■ DIRECTION
Your task is to print all of the material verbatim.

■ SOURCE DATA

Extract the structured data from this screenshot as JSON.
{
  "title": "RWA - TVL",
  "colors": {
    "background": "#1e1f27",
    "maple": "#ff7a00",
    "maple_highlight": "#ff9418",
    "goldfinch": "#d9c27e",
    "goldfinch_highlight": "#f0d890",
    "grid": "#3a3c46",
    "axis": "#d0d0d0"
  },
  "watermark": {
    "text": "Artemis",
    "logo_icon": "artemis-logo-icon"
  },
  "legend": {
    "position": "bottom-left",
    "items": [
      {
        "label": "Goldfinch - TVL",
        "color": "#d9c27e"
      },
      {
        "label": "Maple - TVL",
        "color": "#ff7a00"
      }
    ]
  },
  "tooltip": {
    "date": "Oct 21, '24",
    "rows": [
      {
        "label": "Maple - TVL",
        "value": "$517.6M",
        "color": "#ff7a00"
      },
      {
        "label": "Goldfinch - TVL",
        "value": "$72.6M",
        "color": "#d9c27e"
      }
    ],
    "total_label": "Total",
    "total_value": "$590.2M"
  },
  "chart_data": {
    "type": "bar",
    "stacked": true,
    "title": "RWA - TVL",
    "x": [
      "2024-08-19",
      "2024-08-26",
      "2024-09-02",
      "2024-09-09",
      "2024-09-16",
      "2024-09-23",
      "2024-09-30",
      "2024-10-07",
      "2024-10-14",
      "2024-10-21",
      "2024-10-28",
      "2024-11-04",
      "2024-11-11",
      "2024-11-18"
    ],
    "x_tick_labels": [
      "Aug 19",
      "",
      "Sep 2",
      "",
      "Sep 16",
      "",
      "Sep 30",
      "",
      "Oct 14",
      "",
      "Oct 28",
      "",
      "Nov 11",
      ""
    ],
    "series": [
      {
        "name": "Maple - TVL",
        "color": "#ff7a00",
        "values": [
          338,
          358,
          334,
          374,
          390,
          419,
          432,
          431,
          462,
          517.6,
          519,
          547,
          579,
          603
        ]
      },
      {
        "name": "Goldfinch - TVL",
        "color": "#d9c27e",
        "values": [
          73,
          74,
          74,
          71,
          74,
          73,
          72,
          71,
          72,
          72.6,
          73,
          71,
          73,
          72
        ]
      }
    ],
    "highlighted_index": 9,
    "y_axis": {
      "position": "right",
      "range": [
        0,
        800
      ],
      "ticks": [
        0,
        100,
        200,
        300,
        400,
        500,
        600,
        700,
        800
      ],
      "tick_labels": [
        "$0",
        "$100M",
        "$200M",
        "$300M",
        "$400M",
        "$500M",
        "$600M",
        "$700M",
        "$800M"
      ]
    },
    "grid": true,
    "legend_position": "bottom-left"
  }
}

■ SOLUTION FOR THIS EXERCISE
Extract the structured data from this screenshot as JSON.
{
  "title": "RWA - TVL",
  "colors": {
    "background": "#1e1f27",
    "maple": "#ff7a00",
    "maple_highlight": "#ff9418",
    "goldfinch": "#d9c27e",
    "goldfinch_highlight": "#f0d890",
    "grid": "#3a3c46",
    "axis": "#d0d0d0"
  },
  "watermark": {
    "text": "Artemis",
    "logo_icon": "artemis-logo-icon"
  },
  "legend": {
    "position": "bottom-left",
    "items": [
      {
        "label": "Goldfinch - TVL",
        "color": "#d9c27e"
      },
      {
        "label": "Maple - TVL",
        "color": "#ff7a00"
      }
    ]
  },
  "tooltip": {
    "date": "Oct 21, '24",
    "rows": [
      {
        "label": "Maple - TVL",
        "value": "$517.6M",
        "color": "#ff7a00"
      },
      {
        "label": "Goldfinch - TVL",
        "value": "$72.6M",
        "color": "#d9c27e"
      }
    ],
    "total_label": "Total",
    "total_value": "$590.2M"
  },
  "chart_data": {
    "type": "bar",
    "stacked": true,
    "title": "RWA - TVL",
    "x": [
      "2024-08-19",
      "2024-08-26",
      "2024-09-02",
      "2024-09-09",
      "2024-09-16",
      "2024-09-23",
      "2024-09-30",
      "2024-10-07",
      "2024-10-14",
      "2024-10-21",
      "2024-10-28",
      "2024-11-04",
      "2024-11-11",
      "2024-11-18"
    ],
    "x_tick_labels": [
      "Aug 19",
      "",
      "Sep 2",
      "",
      "Sep 16",
      "",
      "Sep 30",
      "",
      "Oct 14",
      "",
      "Oct 28",
      "",
      "Nov 11",
      ""
    ],
    "series": [
      {
        "name": "Maple - TVL",
        "color": "#ff7a00",
        "values": [
          338,
          358,
          334,
          374,
          390,
          419,
          432,
          431,
          462,
          517.6,
          519,
          547,
          579,
          603
        ]
      },
      {
        "name": "Goldfinch - TVL",
        "color": "#d9c27e",
        "values": [
          73,
          74,
          74,
          71,
          74,
          73,
          72,
          71,
          72,
          72.6,
          73,
          71,
          73,
          72
        ]
      }
    ],
    "highlighted_index": 9,
    "y_axis": {
      "position": "right",
      "range": [
        0,
        800
      ],
      "ticks": [
        0,
        100,
        200,
        300,
        400,
        500,
        600,
        700,
        800
      ],
      "tick_labels": [
        "$0",
        "$100M",
        "$200M",
        "$300M",
        "$400M",
        "$500M",
        "$600M",
        "$700M",
        "$800M"
      ]
    },
    "grid": true,
    "legend_position": "bottom-left"
  }
}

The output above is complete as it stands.